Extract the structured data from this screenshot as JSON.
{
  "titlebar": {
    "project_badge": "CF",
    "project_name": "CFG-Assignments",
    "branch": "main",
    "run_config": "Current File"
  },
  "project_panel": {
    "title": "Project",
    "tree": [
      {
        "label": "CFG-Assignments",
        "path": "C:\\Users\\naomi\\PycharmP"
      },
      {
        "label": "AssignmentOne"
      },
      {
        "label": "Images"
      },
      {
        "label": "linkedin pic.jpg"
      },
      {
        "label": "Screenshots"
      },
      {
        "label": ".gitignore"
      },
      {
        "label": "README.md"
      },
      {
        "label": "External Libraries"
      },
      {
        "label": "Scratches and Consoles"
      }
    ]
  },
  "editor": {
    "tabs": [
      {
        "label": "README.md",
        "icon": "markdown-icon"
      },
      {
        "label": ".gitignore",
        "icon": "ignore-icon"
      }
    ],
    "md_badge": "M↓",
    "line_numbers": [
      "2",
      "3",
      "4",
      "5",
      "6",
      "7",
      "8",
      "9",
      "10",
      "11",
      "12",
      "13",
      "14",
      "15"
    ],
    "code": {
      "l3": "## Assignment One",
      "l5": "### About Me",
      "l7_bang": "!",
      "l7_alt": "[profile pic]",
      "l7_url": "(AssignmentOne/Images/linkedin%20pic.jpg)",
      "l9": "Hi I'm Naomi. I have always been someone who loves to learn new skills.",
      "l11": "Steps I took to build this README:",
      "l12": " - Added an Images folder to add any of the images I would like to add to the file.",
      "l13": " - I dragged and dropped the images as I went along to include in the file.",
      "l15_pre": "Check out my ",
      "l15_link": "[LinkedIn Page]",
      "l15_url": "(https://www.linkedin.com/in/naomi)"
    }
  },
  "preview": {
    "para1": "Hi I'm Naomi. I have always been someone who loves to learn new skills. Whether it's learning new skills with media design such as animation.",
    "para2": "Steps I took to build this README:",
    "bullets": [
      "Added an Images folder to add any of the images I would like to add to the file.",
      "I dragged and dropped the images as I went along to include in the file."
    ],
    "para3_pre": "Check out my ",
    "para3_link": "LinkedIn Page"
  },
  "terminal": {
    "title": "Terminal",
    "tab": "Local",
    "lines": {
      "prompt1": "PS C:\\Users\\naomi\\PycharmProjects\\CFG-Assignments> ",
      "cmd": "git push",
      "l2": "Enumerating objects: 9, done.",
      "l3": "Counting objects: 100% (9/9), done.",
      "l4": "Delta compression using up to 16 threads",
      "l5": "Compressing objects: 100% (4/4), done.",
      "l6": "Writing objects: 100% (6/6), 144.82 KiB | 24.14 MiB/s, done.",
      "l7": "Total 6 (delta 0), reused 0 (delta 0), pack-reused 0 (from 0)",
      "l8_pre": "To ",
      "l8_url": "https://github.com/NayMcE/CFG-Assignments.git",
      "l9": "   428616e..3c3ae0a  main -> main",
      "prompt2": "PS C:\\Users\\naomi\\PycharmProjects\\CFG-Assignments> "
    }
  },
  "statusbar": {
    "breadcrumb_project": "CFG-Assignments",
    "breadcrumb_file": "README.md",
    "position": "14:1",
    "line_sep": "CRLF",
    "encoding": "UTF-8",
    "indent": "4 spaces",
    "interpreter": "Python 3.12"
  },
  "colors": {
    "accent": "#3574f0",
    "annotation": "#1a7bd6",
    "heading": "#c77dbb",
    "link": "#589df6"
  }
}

☆ ☆ ☆ ☆ ☆ ☆ ☆

▶ [Instructions to follow] Pull every line containing "been" from the data.

▶ [Reply to the exercise]
      "l9": "Hi I'm Naomi. I have always been someone who loves to learn new skills.",
    "para1": "Hi I'm Naomi. I have always been someone who loves to learn new skills. Whether it's learning new skills with media design such as animation.",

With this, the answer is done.